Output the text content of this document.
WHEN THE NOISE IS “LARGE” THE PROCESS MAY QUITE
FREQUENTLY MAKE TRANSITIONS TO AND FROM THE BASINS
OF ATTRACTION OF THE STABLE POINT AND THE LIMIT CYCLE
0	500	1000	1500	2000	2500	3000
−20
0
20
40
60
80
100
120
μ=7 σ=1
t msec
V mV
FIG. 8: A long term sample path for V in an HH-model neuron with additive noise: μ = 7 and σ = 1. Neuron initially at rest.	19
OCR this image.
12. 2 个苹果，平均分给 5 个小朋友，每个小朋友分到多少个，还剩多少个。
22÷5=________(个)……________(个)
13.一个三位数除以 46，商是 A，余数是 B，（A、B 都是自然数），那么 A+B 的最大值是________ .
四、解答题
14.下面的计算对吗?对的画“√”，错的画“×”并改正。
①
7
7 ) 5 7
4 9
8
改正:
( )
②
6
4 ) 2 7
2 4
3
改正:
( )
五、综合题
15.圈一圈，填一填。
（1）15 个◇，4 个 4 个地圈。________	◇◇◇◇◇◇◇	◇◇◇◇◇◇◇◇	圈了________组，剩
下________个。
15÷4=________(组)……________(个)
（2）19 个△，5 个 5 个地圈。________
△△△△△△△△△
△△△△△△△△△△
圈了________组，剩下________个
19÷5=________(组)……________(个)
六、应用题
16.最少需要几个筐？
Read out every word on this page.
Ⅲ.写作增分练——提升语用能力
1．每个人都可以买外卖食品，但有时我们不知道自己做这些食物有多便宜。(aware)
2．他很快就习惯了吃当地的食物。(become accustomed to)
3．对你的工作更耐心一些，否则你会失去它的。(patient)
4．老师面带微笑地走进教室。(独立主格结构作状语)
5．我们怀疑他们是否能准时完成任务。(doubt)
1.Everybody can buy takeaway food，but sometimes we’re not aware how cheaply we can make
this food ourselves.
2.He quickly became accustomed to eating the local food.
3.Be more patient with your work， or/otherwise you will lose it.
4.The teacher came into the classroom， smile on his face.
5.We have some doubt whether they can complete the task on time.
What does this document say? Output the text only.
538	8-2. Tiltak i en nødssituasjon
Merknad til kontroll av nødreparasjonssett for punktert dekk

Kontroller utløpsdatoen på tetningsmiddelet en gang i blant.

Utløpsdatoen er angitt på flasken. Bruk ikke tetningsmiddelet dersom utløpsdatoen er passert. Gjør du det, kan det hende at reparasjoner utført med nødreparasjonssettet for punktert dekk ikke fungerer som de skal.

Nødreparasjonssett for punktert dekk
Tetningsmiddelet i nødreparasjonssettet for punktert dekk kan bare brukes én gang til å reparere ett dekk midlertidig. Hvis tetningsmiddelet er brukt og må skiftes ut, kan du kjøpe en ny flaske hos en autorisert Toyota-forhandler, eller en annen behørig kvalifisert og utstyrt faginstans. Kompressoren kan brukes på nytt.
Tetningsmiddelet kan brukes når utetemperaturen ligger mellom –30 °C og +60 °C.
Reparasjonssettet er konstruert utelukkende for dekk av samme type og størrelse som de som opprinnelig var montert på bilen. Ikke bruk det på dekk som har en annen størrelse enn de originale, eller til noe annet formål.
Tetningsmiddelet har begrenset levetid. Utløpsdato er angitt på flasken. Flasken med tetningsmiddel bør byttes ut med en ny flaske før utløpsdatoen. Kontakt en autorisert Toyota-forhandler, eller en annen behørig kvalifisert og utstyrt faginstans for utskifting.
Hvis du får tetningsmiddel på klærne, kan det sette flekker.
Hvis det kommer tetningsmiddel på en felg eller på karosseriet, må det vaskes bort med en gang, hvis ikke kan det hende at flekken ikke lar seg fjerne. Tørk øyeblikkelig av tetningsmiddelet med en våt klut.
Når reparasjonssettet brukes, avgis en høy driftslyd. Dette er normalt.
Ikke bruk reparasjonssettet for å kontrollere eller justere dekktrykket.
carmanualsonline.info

━━━━━━━━━━

PROBLEM =
What is the number of lines in the records that contain "with"? Give that number only.

COMPLETED EXERCISE =
2